▼
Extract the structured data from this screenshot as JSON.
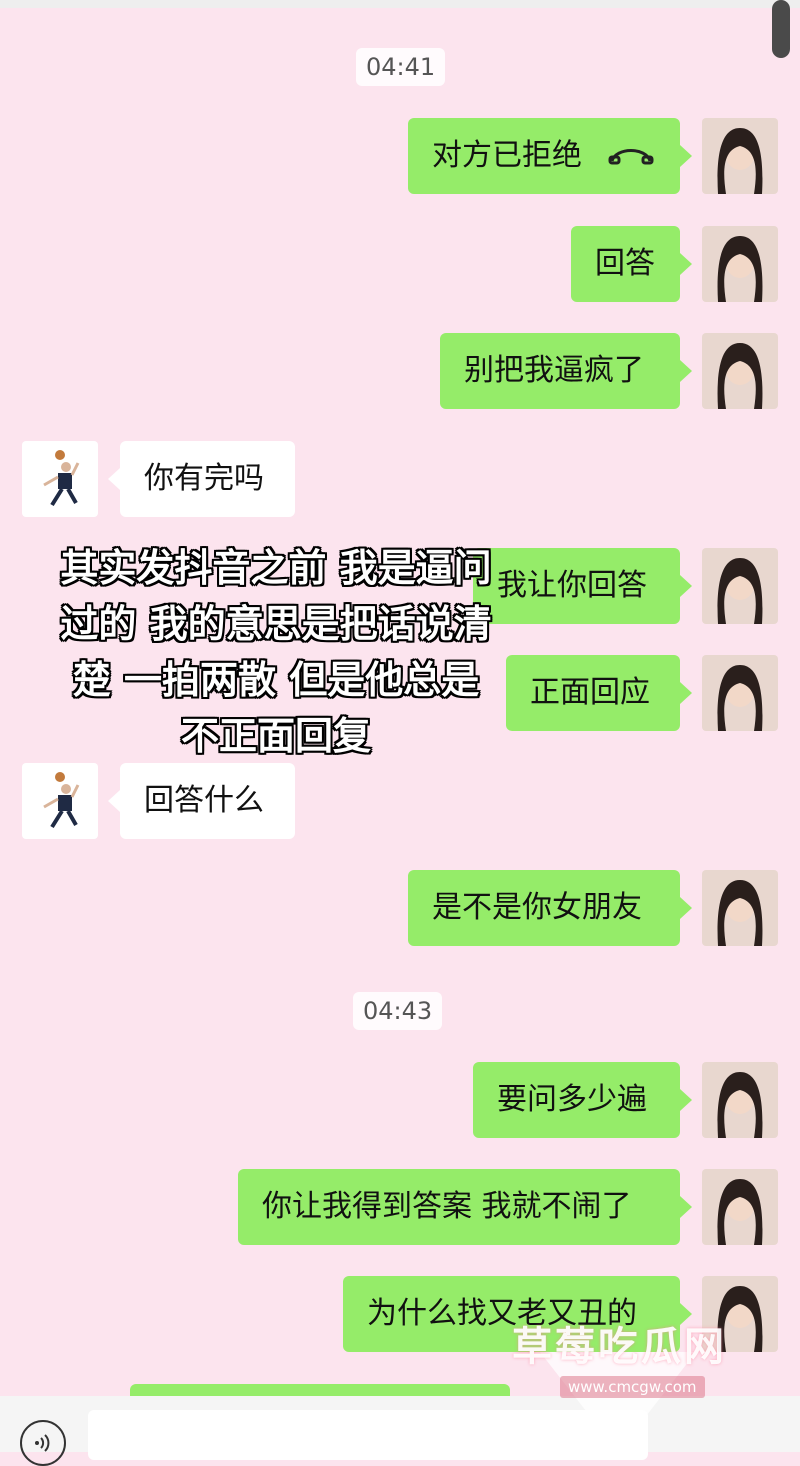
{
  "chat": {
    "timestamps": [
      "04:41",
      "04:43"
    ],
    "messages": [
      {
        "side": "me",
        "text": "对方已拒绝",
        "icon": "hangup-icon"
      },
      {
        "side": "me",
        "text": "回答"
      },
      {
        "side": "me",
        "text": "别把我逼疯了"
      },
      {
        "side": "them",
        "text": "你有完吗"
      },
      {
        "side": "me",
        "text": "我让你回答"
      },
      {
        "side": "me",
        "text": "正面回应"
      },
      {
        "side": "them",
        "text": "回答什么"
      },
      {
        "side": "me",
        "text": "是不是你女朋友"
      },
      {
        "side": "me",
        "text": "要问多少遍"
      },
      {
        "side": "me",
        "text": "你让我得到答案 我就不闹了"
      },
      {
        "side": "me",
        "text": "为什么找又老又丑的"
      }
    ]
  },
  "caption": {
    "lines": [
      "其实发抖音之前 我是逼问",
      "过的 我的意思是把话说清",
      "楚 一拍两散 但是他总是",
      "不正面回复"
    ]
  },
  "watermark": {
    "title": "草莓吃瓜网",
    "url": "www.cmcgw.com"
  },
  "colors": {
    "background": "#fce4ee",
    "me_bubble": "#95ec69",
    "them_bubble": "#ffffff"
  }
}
▲
# GOAL
Print every record above exactly as written, leaving out the pictures.

# TASK RESULT
Extract the structured data from this screenshot as JSON.
{
  "chat": {
    "timestamps": [
      "04:41",
      "04:43"
    ],
    "messages": [
      {
        "side": "me",
        "text": "对方已拒绝",
        "icon": "hangup-icon"
      },
      {
        "side": "me",
        "text": "回答"
      },
      {
        "side": "me",
        "text": "别把我逼疯了"
      },
      {
        "side": "them",
        "text": "你有完吗"
      },
      {
        "side": "me",
        "text": "我让你回答"
      },
      {
        "side": "me",
        "text": "正面回应"
      },
      {
        "side": "them",
        "text": "回答什么"
      },
      {
        "side": "me",
        "text": "是不是你女朋友"
      },
      {
        "side": "me",
        "text": "要问多少遍"
      },
      {
        "side": "me",
        "text": "你让我得到答案 我就不闹了"
      },
      {
        "side": "me",
        "text": "为什么找又老又丑的"
      }
    ]
  },
  "caption": {
    "lines": [
      "其实发抖音之前 我是逼问",
      "过的 我的意思是把话说清",
      "楚 一拍两散 但是他总是",
      "不正面回复"
    ]
  },
  "watermark": {
    "title": "草莓吃瓜网",
    "url": "www.cmcgw.com"
  },
  "colors": {
    "background": "#fce4ee",
    "me_bubble": "#95ec69",
    "them_bubble": "#ffffff"
  }
}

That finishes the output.